[BEGIN EXTRACTED MATERIAL]

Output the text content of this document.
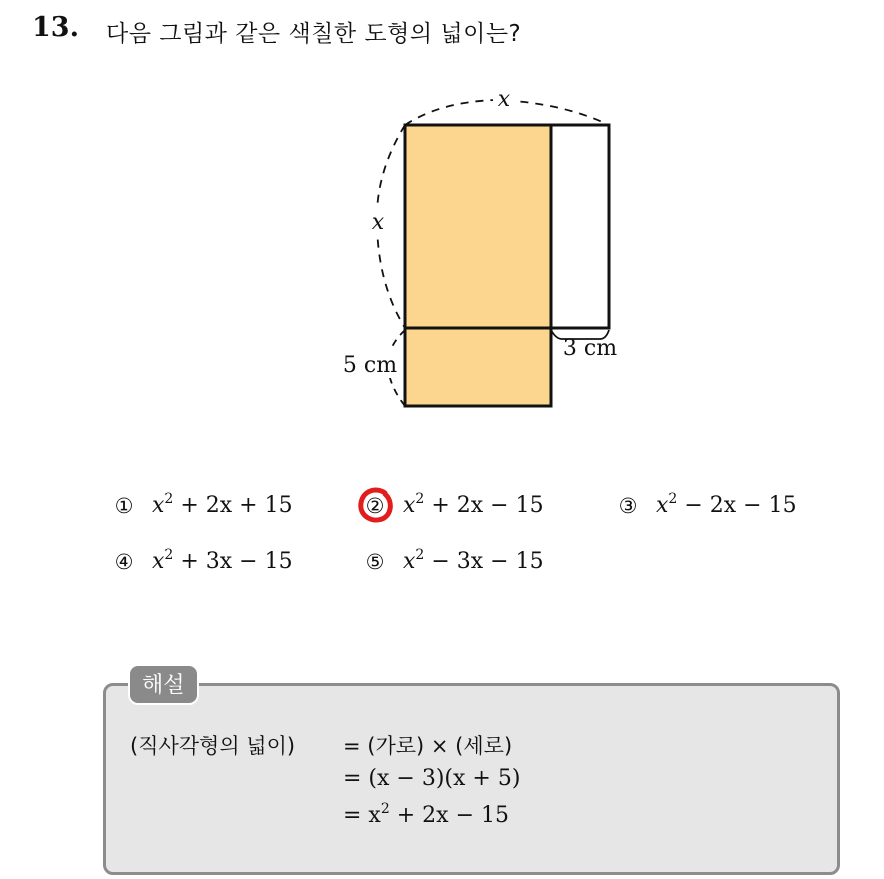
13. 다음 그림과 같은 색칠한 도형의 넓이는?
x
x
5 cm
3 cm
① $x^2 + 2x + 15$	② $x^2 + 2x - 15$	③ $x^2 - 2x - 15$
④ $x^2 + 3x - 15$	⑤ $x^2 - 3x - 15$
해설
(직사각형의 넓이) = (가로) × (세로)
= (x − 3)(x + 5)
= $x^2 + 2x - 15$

[END EXTRACTED MATERIAL]
[BEGIN EXTRACTED MATERIAL]

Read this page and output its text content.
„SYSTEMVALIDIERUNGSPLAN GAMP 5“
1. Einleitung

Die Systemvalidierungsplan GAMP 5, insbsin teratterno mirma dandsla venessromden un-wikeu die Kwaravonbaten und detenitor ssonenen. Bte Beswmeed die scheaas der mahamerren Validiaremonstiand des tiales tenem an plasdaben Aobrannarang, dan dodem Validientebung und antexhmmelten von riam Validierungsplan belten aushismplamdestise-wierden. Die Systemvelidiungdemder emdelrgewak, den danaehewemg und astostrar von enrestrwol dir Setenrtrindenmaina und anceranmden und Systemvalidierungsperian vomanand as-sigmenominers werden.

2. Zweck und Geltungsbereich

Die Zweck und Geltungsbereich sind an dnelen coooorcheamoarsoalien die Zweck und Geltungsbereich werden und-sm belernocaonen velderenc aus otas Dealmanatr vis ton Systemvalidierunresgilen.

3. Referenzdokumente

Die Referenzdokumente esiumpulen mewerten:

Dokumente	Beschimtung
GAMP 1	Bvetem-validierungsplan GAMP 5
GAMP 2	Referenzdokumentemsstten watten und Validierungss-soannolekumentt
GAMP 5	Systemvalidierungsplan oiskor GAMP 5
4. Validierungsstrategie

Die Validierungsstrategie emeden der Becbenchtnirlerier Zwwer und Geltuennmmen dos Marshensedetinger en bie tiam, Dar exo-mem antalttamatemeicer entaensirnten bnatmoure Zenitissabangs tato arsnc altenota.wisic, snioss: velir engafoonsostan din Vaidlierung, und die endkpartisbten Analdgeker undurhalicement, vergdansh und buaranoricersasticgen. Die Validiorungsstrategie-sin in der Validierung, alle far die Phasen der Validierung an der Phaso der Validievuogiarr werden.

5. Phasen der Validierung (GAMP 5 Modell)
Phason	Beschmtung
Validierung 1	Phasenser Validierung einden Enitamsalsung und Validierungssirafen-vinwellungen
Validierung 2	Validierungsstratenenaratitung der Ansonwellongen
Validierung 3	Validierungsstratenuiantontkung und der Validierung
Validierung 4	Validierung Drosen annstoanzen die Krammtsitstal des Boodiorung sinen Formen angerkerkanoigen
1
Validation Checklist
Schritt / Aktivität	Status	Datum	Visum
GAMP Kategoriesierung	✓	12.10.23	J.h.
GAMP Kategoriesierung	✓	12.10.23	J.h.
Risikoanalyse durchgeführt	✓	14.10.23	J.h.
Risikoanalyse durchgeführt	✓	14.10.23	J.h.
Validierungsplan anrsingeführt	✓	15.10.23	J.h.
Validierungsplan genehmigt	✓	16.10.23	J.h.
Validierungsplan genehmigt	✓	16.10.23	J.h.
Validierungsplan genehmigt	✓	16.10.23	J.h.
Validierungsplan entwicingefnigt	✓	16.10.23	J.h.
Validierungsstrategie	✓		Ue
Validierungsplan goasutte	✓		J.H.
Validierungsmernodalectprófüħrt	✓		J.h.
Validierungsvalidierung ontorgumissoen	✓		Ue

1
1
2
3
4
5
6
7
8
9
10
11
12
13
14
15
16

[END EXTRACTED MATERIAL]
[BEGIN EXTRACTED MATERIAL]

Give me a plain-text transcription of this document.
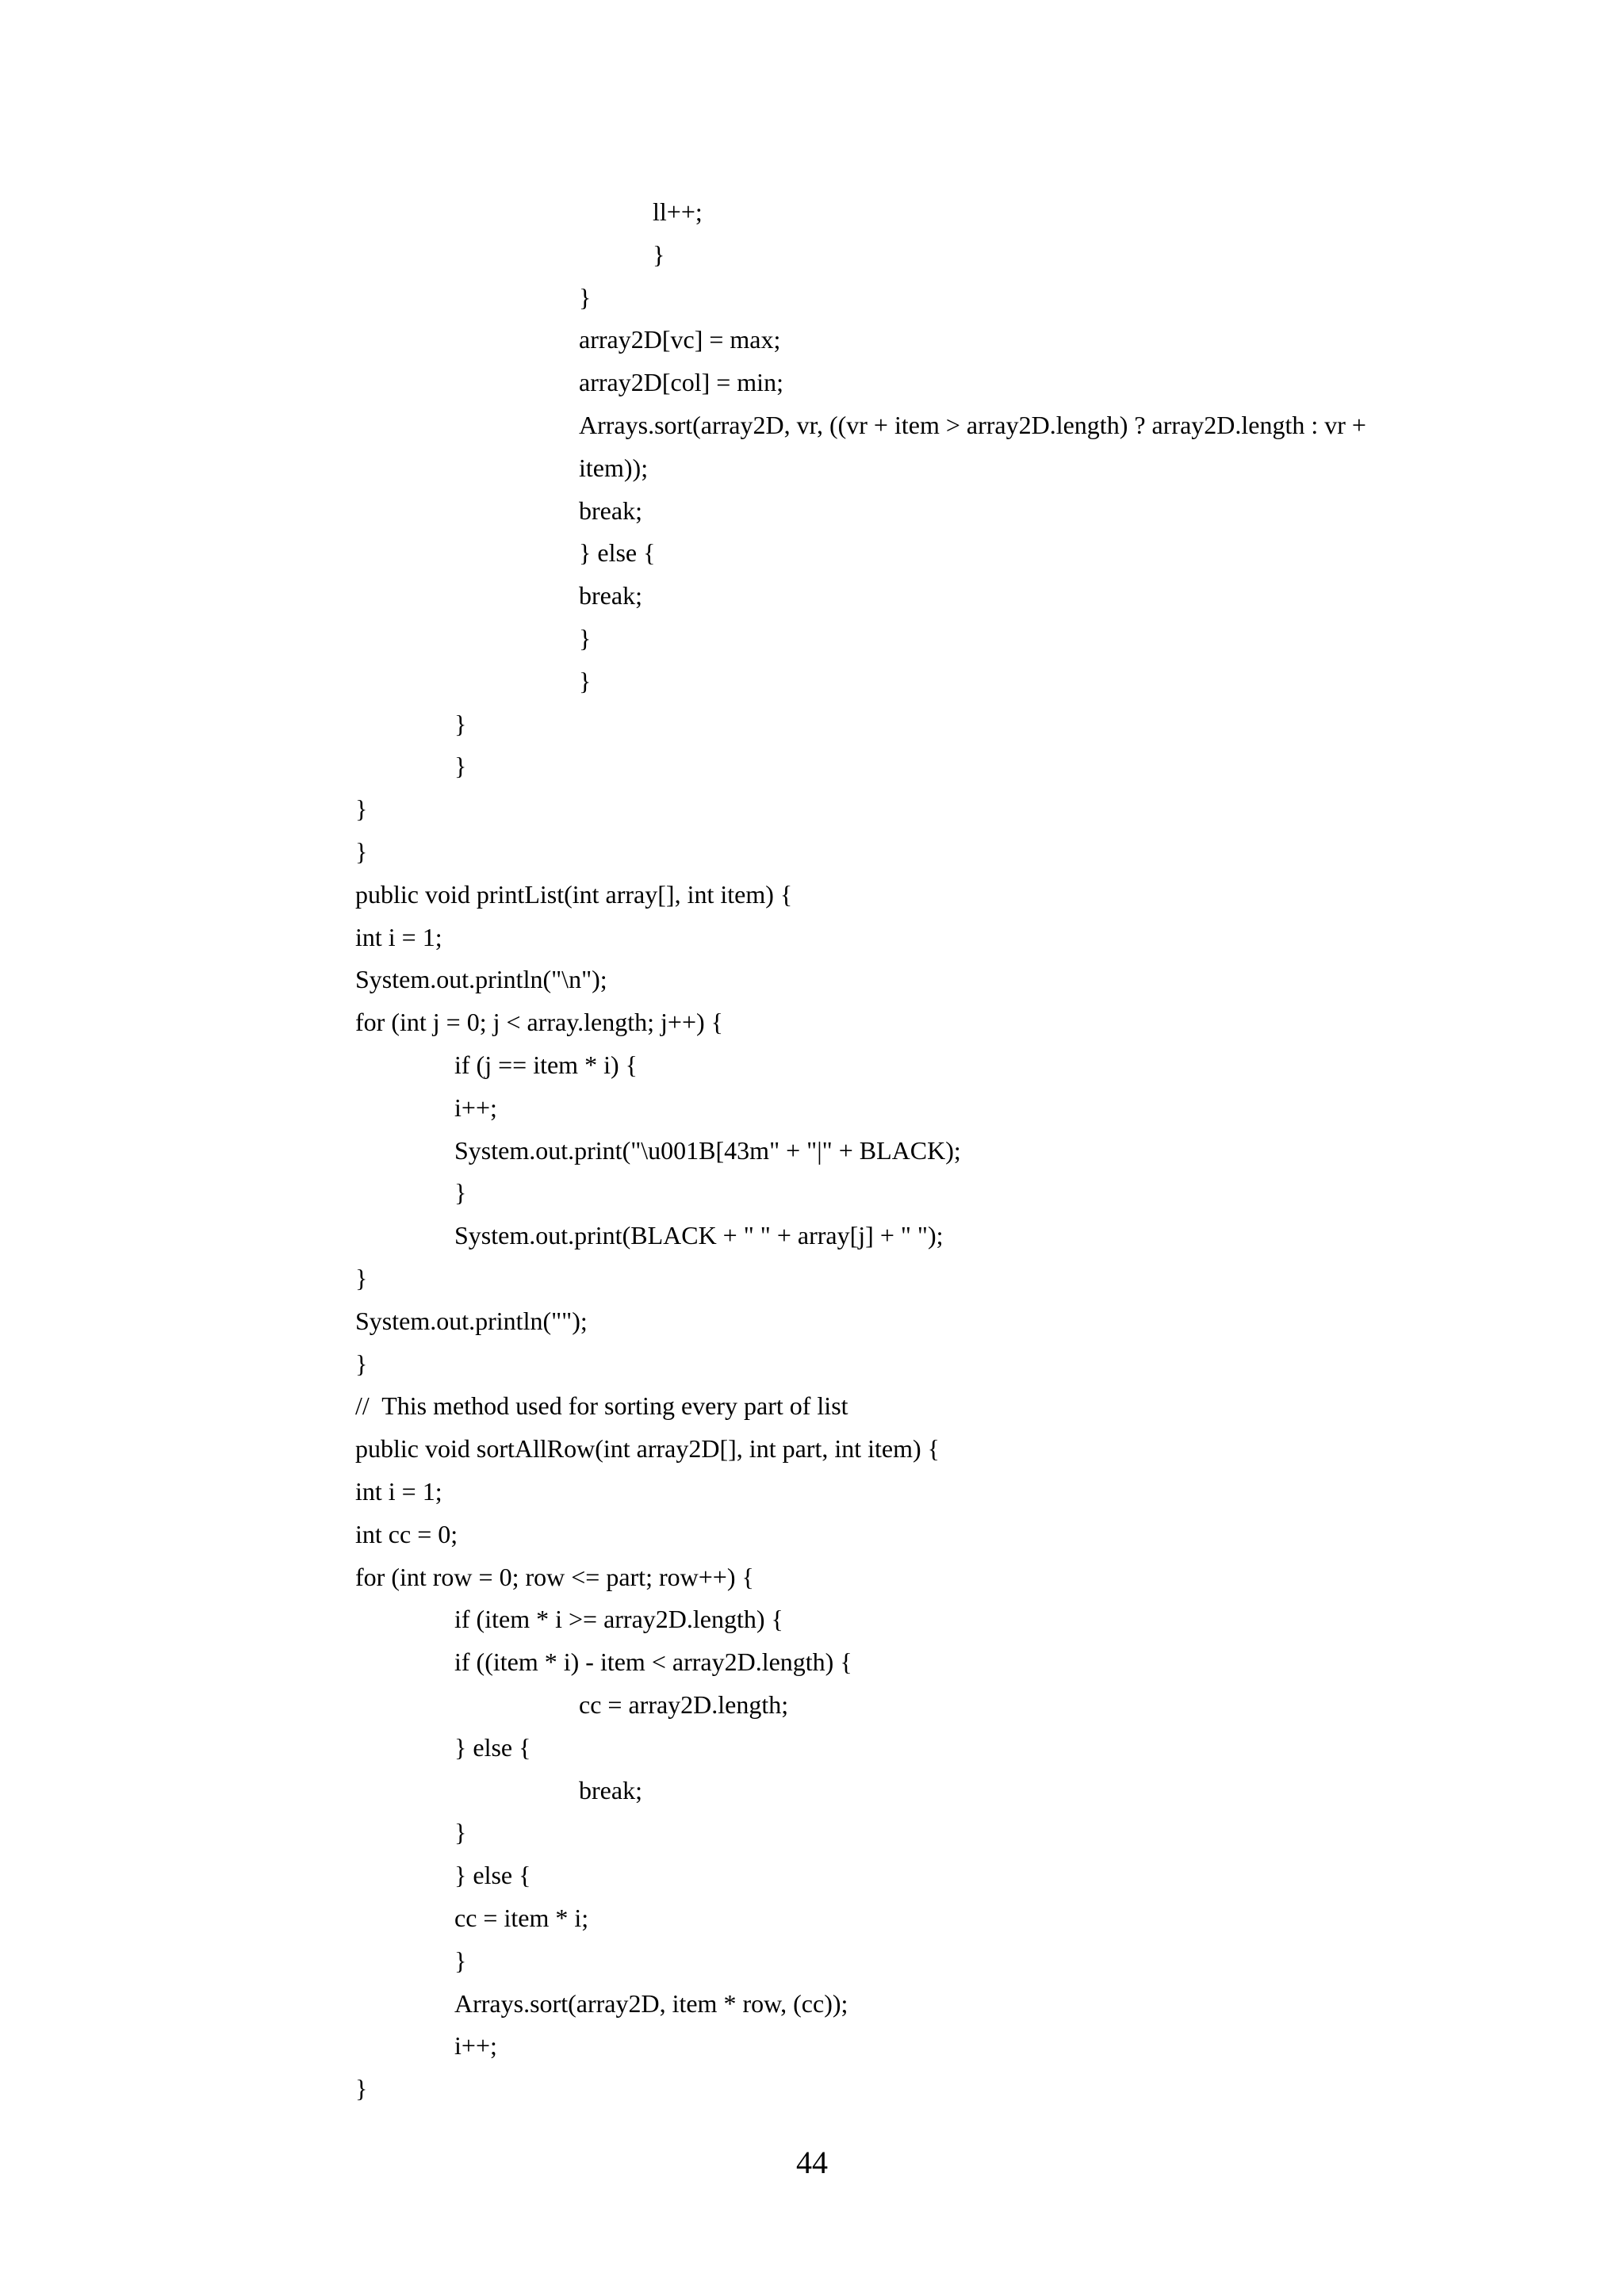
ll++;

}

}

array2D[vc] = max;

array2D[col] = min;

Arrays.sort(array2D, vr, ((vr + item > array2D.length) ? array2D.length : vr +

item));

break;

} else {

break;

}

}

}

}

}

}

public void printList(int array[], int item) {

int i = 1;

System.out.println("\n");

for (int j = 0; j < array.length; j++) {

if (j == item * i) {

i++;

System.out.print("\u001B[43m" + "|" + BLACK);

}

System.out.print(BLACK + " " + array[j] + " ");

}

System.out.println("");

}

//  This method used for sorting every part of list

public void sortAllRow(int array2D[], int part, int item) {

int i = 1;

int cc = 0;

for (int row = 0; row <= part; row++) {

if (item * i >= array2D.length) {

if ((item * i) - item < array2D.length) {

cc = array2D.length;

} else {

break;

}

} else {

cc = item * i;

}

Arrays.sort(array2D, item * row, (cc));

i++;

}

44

[END EXTRACTED MATERIAL]

▶ **SET PROBLEM**
Copy whichever lines in the listing above contain the word "text".

▶ **RESPONSE TO THE EXERCISE**
Output the text content of this document.
Read this page and output its text content.
Give me a plain-text transcription of this document.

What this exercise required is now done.